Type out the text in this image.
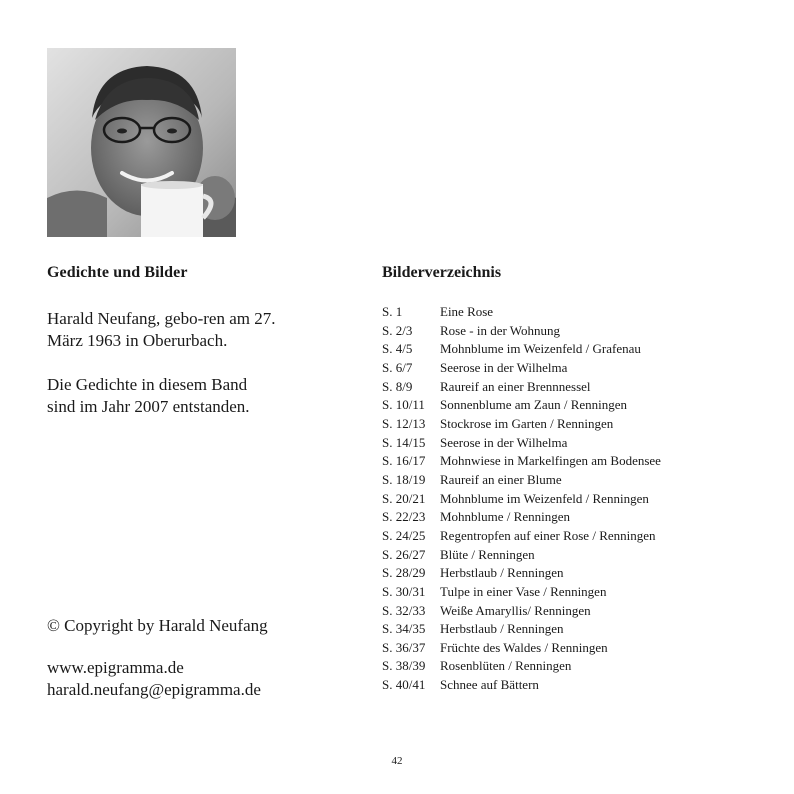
Gedichte und Bilder

Harald Neufang, gebo-ren am 27. März 1963 in Oberurbach.

Die Gedichte in diesem Band sind im Jahr 2007 entstanden.

© Copyright by Harald Neufang
www.epigramma.de
harald.neufang@epigramma.de
Bilderverzeichnis
S. 1	Eine Rose
S. 2/3	Rose - in der Wohnung
S. 4/5	Mohnblume im Weizenfeld / Grafenau
S. 6/7	Seerose in der Wilhelma
S. 8/9	Raureif an einer Brennnessel
S. 10/11	Sonnenblume am Zaun / Renningen
S. 12/13	Stockrose im Garten / Renningen
S. 14/15	Seerose in der Wilhelma
S. 16/17	Mohnwiese in Markelfingen am Bodensee
S. 18/19	Raureif an einer Blume
S. 20/21	Mohnblume im Weizenfeld / Renningen
S. 22/23	Mohnblume / Renningen
S. 24/25	Regentropfen auf einer Rose / Renningen
S. 26/27	Blüte / Renningen
S. 28/29	Herbstlaub / Renningen
S. 30/31	Tulpe in einer Vase / Renningen
S. 32/33	Weiße Amaryllis/ Renningen
S. 34/35	Herbstlaub / Renningen
S. 36/37	Früchte des Waldes / Renningen
S. 38/39	Rosenblüten / Renningen
S. 40/41	Schnee auf Bättern
42
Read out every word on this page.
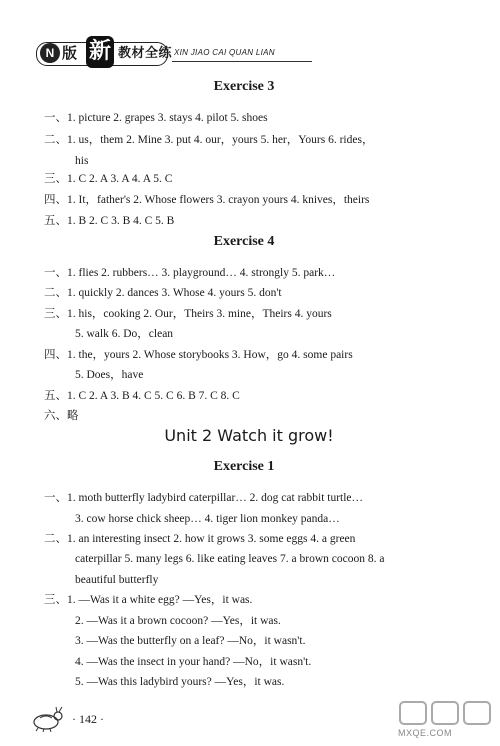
N 版 新 教材全练 XIN JIAO CAI QUAN LIAN
Exercise 3
一、1. picture 2. grapes 3. stays 4. pilot 5. shoes
二、1. us，them 2. Mine 3. put 4. our，yours 5. her，Yours 6. rides，
his
三、1. C 2. A 3. A 4. A 5. C
四、1. It，father's 2. Whose flowers 3. crayon yours 4. knives，theirs
五、1. B 2. C 3. B 4. C 5. B
Exercise 4
一、1. flies 2. rubbers… 3. playground… 4. strongly 5. park…
二、1. quickly 2. dances 3. Whose 4. yours 5. don't
三、1. his，cooking 2. Our，Theirs 3. mine，Theirs 4. yours
5. walk 6. Do，clean
四、1. the，yours 2. Whose storybooks 3. How，go 4. some pairs
5. Does，have
五、1. C 2. A 3. B 4. C 5. C 6. B 7. C 8. C
六、略
Unit 2 Watch it grow!
Exercise 1
一、1. moth butterfly ladybird caterpillar… 2. dog cat rabbit turtle…
3. cow horse chick sheep… 4. tiger lion monkey panda…
二、1. an interesting insect 2. how it grows 3. some eggs 4. a green
caterpillar 5. many legs 6. like eating leaves 7. a brown cocoon 8. a
beautiful butterfly
三、1. —Was it a white egg? —Yes，it was.
2. —Was it a brown cocoon? —Yes，it was.
3. —Was the butterfly on a leaf? —No，it wasn't.
4. —Was the insect in your hand? —No，it wasn't.
5. —Was this ladybird yours? —Yes，it was.
· 142 ·
MXQE.COM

========================================

_Challenge_
Write out every line of the entries that holds the word "some".

_Response_
四、1. the，yours 2. Whose storybooks 3. How，go 4. some pairs
二、1. an interesting insect 2. how it grows 3. some eggs 4. a green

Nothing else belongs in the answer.